Part of a data file »
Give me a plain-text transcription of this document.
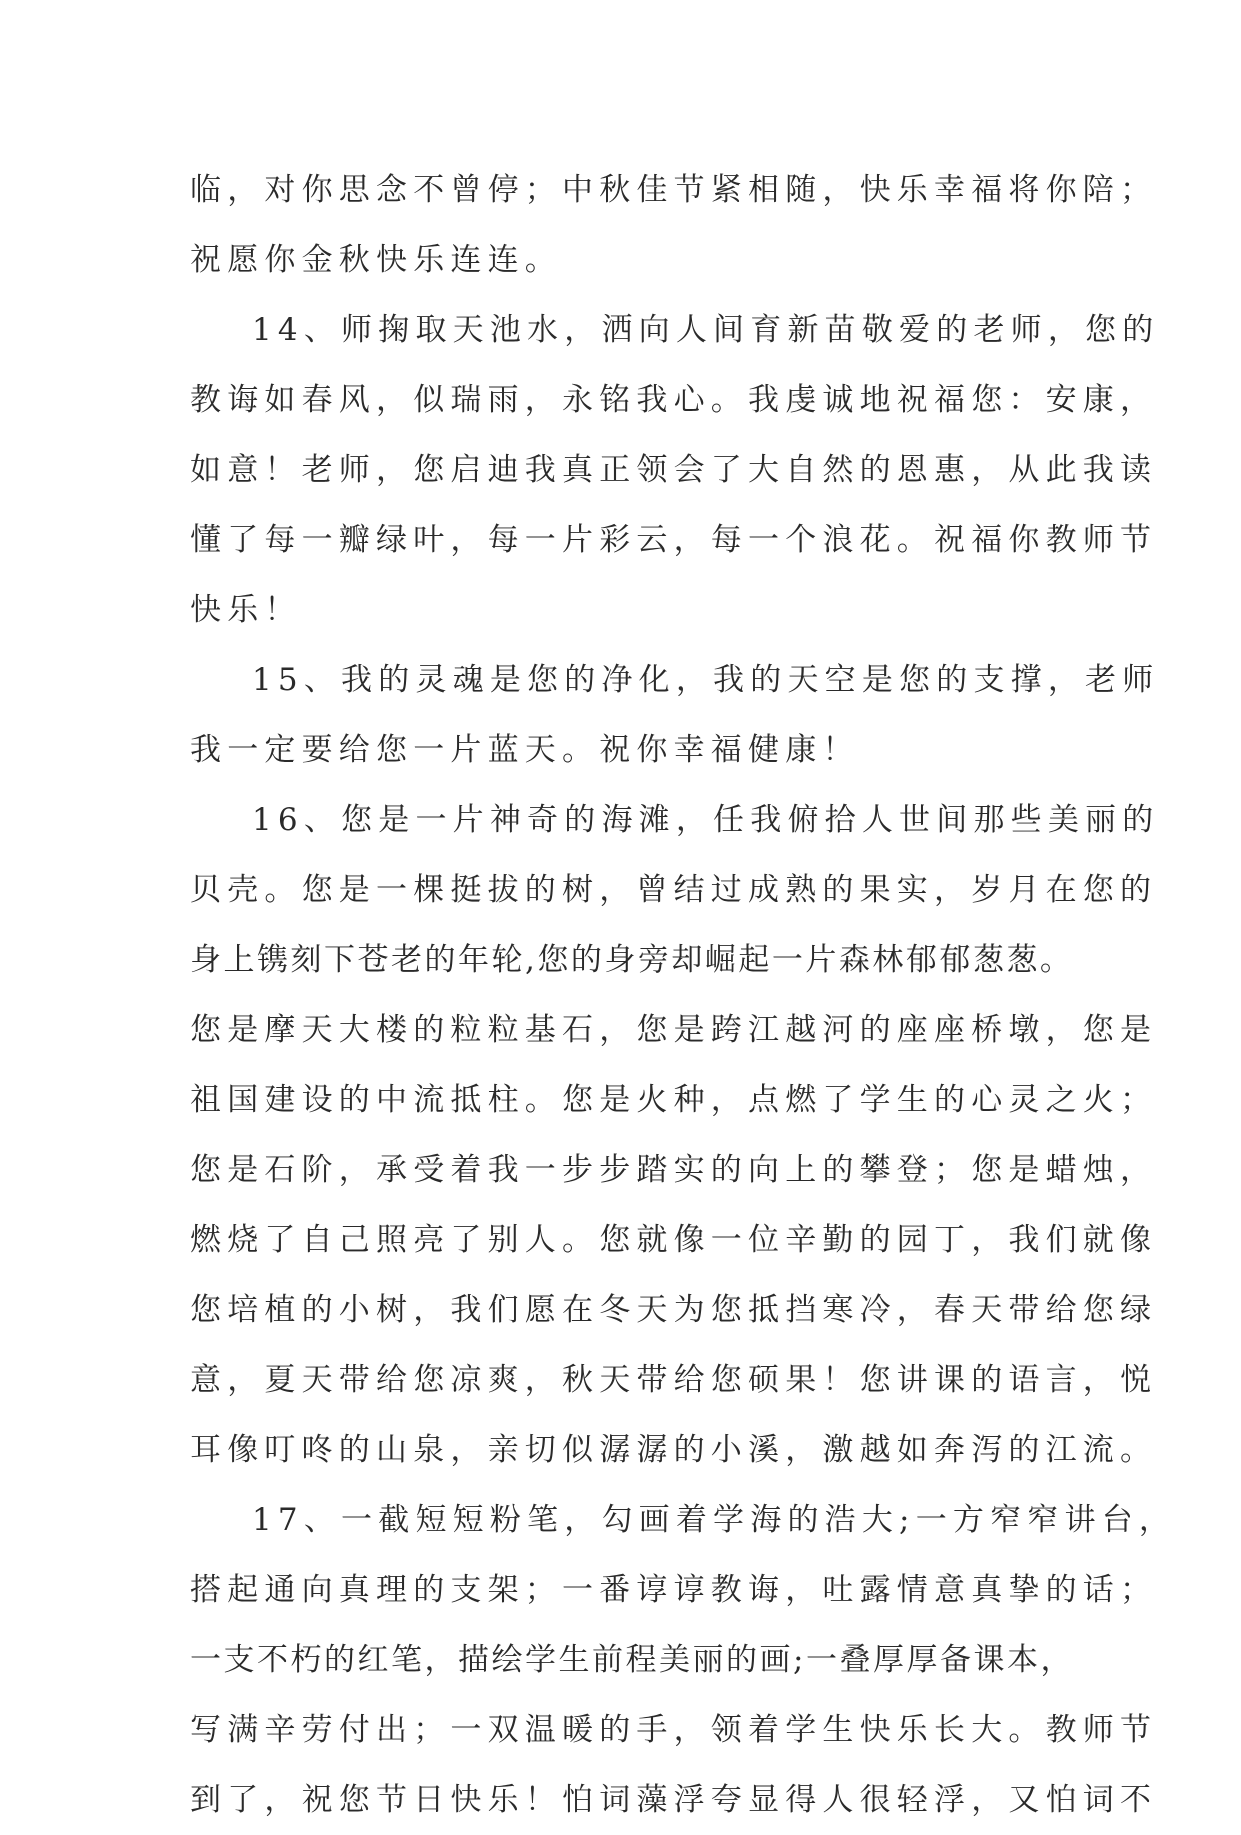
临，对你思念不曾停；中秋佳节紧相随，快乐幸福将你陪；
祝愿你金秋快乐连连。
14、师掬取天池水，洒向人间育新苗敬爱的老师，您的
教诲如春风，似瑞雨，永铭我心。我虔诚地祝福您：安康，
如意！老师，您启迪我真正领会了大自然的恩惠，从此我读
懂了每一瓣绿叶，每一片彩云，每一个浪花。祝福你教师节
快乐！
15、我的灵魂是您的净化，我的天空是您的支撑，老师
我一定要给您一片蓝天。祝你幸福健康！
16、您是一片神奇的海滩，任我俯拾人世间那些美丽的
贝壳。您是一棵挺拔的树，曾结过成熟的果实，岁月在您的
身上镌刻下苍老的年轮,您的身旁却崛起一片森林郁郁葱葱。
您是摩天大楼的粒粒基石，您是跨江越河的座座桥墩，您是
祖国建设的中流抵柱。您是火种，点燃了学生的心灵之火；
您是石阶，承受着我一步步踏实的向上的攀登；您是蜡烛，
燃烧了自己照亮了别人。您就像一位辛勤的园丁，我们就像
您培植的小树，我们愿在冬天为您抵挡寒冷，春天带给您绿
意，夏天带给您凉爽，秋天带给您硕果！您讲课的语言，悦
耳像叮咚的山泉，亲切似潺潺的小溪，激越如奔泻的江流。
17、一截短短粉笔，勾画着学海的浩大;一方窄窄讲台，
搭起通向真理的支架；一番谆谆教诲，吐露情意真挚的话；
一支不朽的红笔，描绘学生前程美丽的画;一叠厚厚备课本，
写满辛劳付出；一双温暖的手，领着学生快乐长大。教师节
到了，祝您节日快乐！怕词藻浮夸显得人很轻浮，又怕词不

Exercise » Each entry should be repeated exactly as it appears; the pictures stay out.

Answer in full »
Give me a plain-text transcription of this document.
临，对你思念不曾停；中秋佳节紧相随，快乐幸福将你陪；
祝愿你金秋快乐连连。
14、师掬取天池水，洒向人间育新苗敬爱的老师，您的
教诲如春风，似瑞雨，永铭我心。我虔诚地祝福您：安康，
如意！老师，您启迪我真正领会了大自然的恩惠，从此我读
懂了每一瓣绿叶，每一片彩云，每一个浪花。祝福你教师节
快乐！
15、我的灵魂是您的净化，我的天空是您的支撑，老师
我一定要给您一片蓝天。祝你幸福健康！
16、您是一片神奇的海滩，任我俯拾人世间那些美丽的
贝壳。您是一棵挺拔的树，曾结过成熟的果实，岁月在您的
身上镌刻下苍老的年轮,您的身旁却崛起一片森林郁郁葱葱。
您是摩天大楼的粒粒基石，您是跨江越河的座座桥墩，您是
祖国建设的中流抵柱。您是火种，点燃了学生的心灵之火；
您是石阶，承受着我一步步踏实的向上的攀登；您是蜡烛，
燃烧了自己照亮了别人。您就像一位辛勤的园丁，我们就像
您培植的小树，我们愿在冬天为您抵挡寒冷，春天带给您绿
意，夏天带给您凉爽，秋天带给您硕果！您讲课的语言，悦
耳像叮咚的山泉，亲切似潺潺的小溪，激越如奔泻的江流。
17、一截短短粉笔，勾画着学海的浩大;一方窄窄讲台，
搭起通向真理的支架；一番谆谆教诲，吐露情意真挚的话；
一支不朽的红笔，描绘学生前程美丽的画;一叠厚厚备课本，
写满辛劳付出；一双温暖的手，领着学生快乐长大。教师节
到了，祝您节日快乐！怕词藻浮夸显得人很轻浮，又怕词不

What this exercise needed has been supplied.